Extract —
• • • • • • •
I enrolled in my first art class thirty years ago. It comprised approximately fifteen students who were diverse in terms of their backgrounds, ages, and aspirations. Most didn’t know much about art and possessed only a vague notion of the art world. I was a science student who didn’t have any plans to be an artist. Our instructor began the class by giving us an informal exam to assess our knowledge of art. Slides were projected and we were asked to identify the artist responsible for the work. Several seminal works from the canon of twentieth-century art were shown, and I was unable to identify any of them (including works by Pablo Picasso and Andy Warhol). Although the instructor was incredulous at my lack of knowledge, I wasn’t made to feel inferior. After all, my background was in the chemical sciences. However, his incredulity revealed an all-too-common assumption about the accessibility and democracy of art, and it belied the fact that art is an insular enterprise subject to specificities of time and place. If this insularity is removed, then great things can happen for art and the art school environment.
• • • • • • •
Document understanding data
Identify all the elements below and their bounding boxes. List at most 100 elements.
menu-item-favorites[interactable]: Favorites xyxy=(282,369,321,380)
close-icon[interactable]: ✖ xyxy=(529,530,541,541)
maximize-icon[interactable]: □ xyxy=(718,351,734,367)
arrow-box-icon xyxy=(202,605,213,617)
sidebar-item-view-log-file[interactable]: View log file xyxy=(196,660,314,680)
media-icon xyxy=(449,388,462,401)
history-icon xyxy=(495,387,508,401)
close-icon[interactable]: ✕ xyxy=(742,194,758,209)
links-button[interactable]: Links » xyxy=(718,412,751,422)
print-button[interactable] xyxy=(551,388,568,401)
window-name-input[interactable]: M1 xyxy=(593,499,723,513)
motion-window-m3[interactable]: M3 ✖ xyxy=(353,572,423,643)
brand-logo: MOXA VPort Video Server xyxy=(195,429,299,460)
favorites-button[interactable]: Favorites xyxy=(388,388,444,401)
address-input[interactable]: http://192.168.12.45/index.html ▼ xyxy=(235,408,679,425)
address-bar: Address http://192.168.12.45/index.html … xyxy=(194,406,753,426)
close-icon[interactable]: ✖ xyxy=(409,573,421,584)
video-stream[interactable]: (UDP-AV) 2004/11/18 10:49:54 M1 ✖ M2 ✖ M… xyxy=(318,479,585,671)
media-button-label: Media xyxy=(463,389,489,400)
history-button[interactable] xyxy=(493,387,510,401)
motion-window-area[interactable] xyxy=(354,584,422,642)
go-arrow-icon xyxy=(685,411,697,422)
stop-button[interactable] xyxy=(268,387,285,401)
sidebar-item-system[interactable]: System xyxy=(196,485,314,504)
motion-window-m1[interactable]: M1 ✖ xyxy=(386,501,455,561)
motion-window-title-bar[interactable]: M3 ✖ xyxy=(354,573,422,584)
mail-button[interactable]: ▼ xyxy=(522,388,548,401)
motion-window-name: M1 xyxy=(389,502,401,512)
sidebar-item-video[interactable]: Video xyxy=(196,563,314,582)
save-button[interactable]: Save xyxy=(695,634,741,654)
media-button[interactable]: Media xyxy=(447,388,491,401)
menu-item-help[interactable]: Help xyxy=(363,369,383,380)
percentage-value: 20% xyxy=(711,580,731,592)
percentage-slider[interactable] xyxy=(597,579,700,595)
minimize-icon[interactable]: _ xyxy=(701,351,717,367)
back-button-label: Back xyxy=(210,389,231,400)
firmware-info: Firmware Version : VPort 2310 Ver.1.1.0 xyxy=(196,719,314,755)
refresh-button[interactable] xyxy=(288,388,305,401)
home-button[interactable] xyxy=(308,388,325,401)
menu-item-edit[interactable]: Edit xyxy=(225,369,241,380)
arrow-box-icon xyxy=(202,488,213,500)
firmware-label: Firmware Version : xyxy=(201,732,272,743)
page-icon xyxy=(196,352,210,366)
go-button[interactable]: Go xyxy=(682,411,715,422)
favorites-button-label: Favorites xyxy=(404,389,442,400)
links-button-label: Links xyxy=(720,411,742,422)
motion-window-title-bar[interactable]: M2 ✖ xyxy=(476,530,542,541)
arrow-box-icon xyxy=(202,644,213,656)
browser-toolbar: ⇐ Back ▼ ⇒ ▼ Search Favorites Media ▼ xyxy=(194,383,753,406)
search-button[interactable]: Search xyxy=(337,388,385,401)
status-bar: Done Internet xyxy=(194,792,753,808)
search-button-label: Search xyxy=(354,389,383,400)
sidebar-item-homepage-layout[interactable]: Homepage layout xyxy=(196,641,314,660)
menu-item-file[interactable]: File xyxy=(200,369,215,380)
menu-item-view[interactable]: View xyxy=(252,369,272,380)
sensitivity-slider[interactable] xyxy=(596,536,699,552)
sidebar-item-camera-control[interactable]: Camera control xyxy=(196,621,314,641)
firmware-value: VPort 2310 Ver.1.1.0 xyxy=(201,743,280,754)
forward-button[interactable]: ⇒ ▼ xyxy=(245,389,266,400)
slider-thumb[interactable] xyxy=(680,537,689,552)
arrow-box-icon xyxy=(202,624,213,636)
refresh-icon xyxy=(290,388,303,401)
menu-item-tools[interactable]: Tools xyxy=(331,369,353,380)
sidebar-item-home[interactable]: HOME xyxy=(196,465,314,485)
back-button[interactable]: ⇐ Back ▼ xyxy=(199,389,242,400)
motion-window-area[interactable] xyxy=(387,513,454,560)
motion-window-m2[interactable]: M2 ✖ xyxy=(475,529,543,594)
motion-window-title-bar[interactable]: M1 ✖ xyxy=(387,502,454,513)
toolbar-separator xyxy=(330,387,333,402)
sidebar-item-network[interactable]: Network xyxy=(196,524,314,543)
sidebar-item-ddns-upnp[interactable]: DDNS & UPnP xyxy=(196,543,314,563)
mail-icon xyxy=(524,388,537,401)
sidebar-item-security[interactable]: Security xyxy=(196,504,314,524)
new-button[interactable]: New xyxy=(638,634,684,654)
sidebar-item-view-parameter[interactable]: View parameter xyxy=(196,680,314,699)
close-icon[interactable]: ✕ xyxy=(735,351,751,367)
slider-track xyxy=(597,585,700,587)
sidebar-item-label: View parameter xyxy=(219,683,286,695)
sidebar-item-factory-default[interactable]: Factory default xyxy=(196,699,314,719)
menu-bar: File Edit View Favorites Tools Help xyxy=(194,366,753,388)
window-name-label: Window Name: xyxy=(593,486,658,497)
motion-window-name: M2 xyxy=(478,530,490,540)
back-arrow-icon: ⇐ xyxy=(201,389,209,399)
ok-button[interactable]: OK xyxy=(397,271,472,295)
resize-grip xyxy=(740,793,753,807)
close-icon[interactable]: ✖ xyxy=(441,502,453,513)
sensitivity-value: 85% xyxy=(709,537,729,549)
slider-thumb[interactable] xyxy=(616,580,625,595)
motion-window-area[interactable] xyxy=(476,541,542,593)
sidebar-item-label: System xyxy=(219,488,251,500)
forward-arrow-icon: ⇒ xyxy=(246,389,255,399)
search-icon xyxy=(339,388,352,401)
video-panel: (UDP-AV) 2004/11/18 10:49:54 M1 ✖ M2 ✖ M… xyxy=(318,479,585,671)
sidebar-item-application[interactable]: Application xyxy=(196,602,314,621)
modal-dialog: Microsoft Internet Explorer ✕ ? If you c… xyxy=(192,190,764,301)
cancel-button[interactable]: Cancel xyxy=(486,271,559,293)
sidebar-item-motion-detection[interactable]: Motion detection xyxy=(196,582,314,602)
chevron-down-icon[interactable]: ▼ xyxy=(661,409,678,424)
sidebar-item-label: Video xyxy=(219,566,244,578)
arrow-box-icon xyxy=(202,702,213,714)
• • • • • • •
What you are asked to do — Set down the whole passage about the first art class word for word.

Answer to this problem —
I enrolled in my first art class thirty years ago. It comprised approximately fifteen students who were diverse in terms of their backgrounds, ages, and aspirations. Most didn’t know much about art and possessed only a vague notion of the art world. I was a science student who didn’t have any plans to be an artist. Our instructor began the class by giving us an informal exam to assess our knowledge of art. Slides were projected and we were asked to identify the artist responsible for the work. Several seminal works from the canon of twentieth-century art were shown, and I was unable to identify any of them (including works by Pablo Picasso and Andy Warhol). Although the instructor was incredulous at my lack of knowledge, I wasn’t made to feel inferior. After all, my background was in the chemical sciences. However, his incredulity revealed an all-too-common assumption about the accessibility and democracy of art, and it belied the fact that art is an insular enterprise subject to specificities of time and place. If this insularity is removed, then great things can happen for art and the art school environment.